§ GIVEN EXERCISE
Write out the records again, exactly, leaving none out.

§ MATERIAL PROVIDED
═══

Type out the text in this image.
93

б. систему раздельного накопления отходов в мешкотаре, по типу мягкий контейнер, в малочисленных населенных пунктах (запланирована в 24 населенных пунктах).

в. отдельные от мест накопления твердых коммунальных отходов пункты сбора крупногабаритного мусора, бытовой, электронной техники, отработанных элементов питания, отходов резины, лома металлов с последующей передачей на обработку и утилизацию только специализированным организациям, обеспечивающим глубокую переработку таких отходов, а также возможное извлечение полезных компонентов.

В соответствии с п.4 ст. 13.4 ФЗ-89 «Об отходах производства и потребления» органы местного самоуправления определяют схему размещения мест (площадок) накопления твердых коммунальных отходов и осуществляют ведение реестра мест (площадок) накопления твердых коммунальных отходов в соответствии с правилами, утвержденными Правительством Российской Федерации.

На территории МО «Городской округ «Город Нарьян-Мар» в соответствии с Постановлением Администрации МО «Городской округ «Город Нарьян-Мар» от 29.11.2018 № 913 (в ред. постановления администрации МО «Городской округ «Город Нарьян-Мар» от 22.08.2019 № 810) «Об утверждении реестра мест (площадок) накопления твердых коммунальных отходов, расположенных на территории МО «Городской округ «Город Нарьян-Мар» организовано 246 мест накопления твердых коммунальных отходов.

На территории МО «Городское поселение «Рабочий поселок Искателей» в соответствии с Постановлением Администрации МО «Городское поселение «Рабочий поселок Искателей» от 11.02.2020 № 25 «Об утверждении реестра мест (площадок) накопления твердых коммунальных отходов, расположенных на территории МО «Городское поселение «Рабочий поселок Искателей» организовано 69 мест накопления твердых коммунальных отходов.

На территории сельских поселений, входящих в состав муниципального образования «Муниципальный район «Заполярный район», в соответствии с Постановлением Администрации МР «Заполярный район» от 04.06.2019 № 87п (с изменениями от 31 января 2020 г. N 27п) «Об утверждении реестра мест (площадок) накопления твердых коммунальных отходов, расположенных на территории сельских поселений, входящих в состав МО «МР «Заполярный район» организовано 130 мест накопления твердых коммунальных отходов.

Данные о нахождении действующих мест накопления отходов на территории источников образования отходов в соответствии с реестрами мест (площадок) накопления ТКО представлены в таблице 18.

═══

§ RESULT OF THIS EXERCISE
Type out the text in this image.
93

б. систему раздельного накопления отходов в мешкотаре, по типу мягкий контейнер, в малочисленных населенных пунктах (запланирована в 24 населенных пунктах).

в. отдельные от мест накопления твердых коммунальных отходов пункты сбора крупногабаритного мусора, бытовой, электронной техники, отработанных элементов питания, отходов резины, лома металлов с последующей передачей на обработку и утилизацию только специализированным организациям, обеспечивающим глубокую переработку таких отходов, а также возможное извлечение полезных компонентов.

В соответствии с п.4 ст. 13.4 ФЗ-89 «Об отходах производства и потребления» органы местного самоуправления определяют схему размещения мест (площадок) накопления твердых коммунальных отходов и осуществляют ведение реестра мест (площадок) накопления твердых коммунальных отходов в соответствии с правилами, утвержденными Правительством Российской Федерации.

На территории МО «Городской округ «Город Нарьян-Мар» в соответствии с Постановлением Администрации МО «Городской округ «Город Нарьян-Мар» от 29.11.2018 № 913 (в ред. постановления администрации МО «Городской округ «Город Нарьян-Мар» от 22.08.2019 № 810) «Об утверждении реестра мест (площадок) накопления твердых коммунальных отходов, расположенных на территории МО «Городской округ «Город Нарьян-Мар» организовано 246 мест накопления твердых коммунальных отходов.

На территории МО «Городское поселение «Рабочий поселок Искателей» в соответствии с Постановлением Администрации МО «Городское поселение «Рабочий поселок Искателей» от 11.02.2020 № 25 «Об утверждении реестра мест (площадок) накопления твердых коммунальных отходов, расположенных на территории МО «Городское поселение «Рабочий поселок Искателей» организовано 69 мест накопления твердых коммунальных отходов.

На территории сельских поселений, входящих в состав муниципального образования «Муниципальный район «Заполярный район», в соответствии с Постановлением Администрации МР «Заполярный район» от 04.06.2019 № 87п (с изменениями от 31 января 2020 г. N 27п) «Об утверждении реестра мест (площадок) накопления твердых коммунальных отходов, расположенных на территории сельских поселений, входящих в состав МО «МР «Заполярный район» организовано 130 мест накопления твердых коммунальных отходов.

Данные о нахождении действующих мест накопления отходов на территории источников образования отходов в соответствии с реестрами мест (площадок) накопления ТКО представлены в таблице 18.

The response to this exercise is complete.